Given task:
In the listing below, find every line containing "cover" and copy it out.

Information given:

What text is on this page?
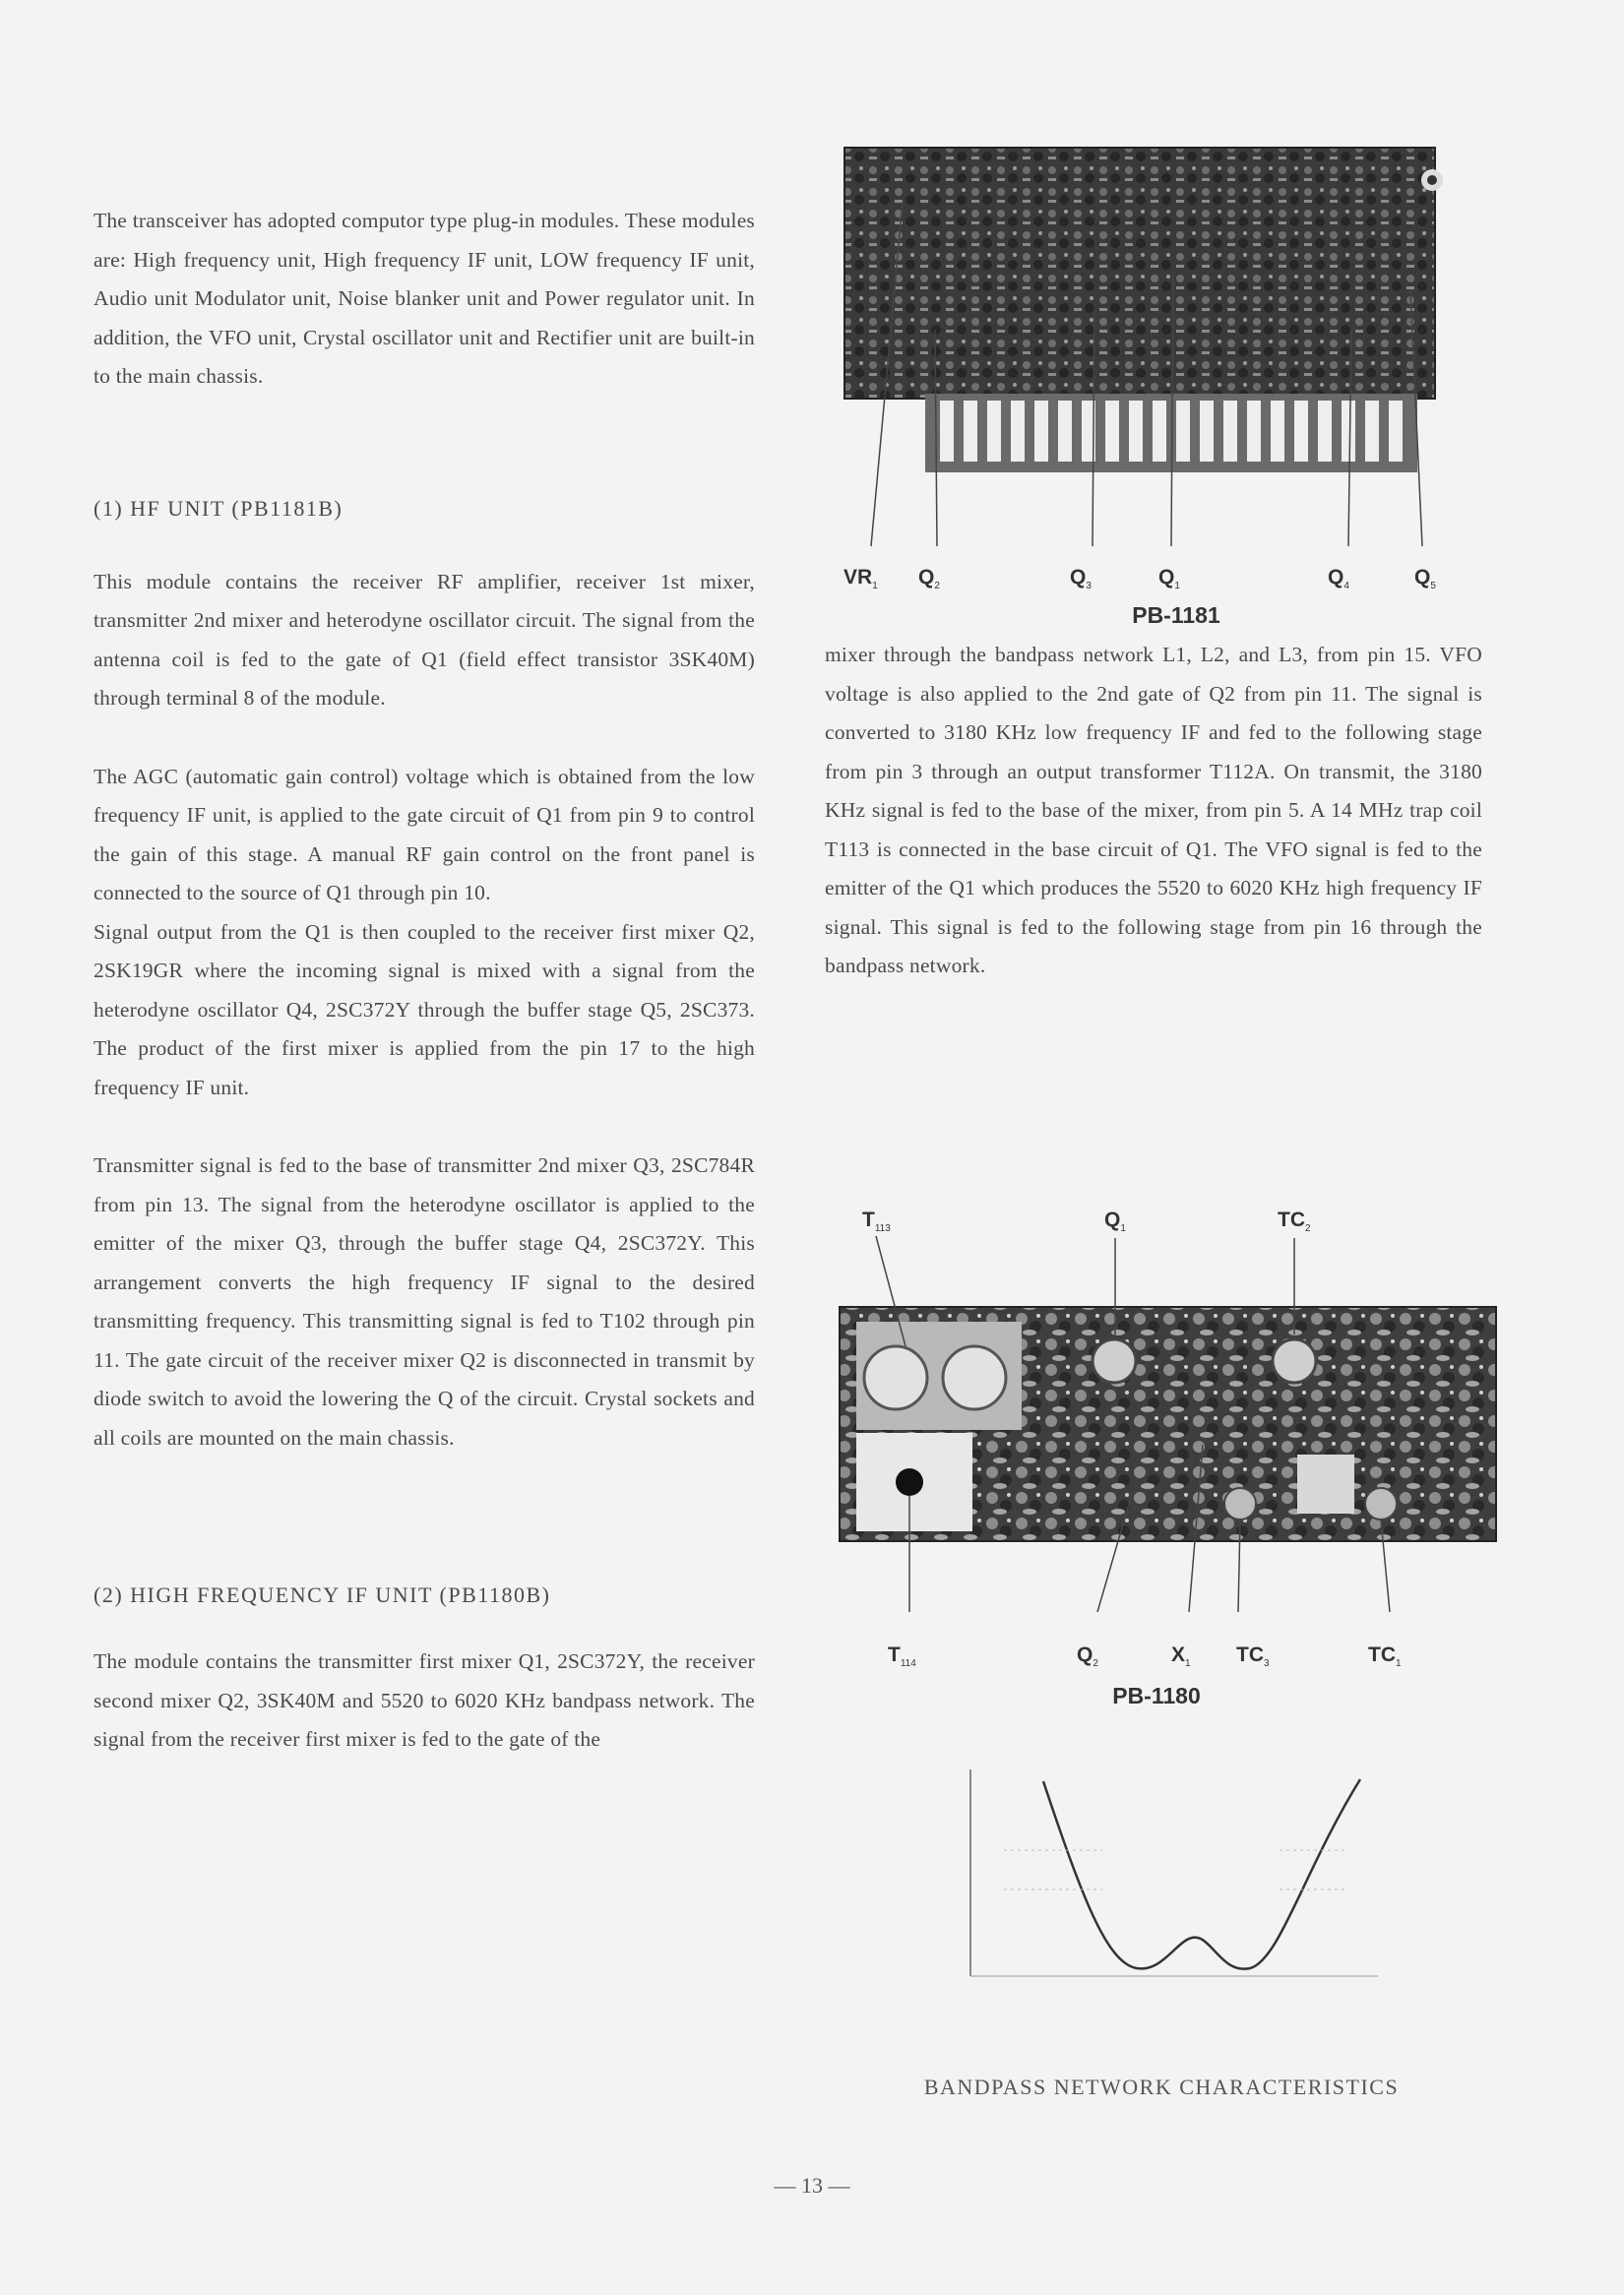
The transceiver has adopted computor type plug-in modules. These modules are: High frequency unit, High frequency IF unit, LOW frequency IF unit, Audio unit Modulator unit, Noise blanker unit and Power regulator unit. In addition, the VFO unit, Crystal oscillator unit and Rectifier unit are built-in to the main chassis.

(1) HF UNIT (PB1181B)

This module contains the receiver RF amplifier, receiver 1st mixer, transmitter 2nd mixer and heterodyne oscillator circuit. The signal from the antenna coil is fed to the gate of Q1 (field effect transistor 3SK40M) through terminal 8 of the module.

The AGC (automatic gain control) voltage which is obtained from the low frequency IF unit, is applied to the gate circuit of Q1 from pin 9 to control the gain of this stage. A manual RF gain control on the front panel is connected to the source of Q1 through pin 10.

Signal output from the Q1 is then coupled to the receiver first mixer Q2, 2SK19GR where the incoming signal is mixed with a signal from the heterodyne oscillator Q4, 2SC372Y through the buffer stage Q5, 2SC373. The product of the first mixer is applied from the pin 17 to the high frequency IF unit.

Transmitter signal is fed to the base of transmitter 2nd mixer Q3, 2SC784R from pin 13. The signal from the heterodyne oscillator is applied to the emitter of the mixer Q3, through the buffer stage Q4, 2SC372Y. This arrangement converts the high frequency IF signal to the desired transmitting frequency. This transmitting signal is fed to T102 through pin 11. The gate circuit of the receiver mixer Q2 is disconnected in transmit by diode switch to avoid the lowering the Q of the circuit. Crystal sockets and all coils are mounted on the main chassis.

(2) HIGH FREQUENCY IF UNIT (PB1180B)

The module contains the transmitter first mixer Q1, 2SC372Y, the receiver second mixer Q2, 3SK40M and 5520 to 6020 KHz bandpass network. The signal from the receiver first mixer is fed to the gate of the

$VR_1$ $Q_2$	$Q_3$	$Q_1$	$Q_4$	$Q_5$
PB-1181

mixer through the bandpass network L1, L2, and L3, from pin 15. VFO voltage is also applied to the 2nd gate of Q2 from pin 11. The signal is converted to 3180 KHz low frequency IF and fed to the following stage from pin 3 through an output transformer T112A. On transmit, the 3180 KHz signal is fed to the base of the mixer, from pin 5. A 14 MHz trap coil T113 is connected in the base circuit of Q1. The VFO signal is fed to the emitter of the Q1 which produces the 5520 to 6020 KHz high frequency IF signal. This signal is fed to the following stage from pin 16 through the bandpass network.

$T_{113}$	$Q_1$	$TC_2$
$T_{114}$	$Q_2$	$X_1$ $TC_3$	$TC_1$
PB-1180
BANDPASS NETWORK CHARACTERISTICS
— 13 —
==
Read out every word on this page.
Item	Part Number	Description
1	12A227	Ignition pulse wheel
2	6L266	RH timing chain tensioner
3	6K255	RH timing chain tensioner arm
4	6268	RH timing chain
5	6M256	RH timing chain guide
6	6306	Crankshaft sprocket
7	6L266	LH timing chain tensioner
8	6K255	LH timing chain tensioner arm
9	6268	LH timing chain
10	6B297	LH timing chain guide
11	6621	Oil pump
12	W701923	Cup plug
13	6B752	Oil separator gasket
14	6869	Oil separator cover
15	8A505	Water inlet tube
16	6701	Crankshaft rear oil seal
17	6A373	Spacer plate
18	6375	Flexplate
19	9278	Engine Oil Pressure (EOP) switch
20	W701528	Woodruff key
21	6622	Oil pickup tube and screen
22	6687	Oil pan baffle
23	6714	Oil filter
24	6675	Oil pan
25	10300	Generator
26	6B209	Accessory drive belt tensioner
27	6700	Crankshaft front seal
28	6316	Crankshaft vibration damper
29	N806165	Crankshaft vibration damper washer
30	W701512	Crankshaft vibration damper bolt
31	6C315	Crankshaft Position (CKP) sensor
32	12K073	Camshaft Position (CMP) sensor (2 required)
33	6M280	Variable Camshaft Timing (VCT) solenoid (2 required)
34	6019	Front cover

Full answer:
14	6869	Oil separator cover
34	6019	Front cover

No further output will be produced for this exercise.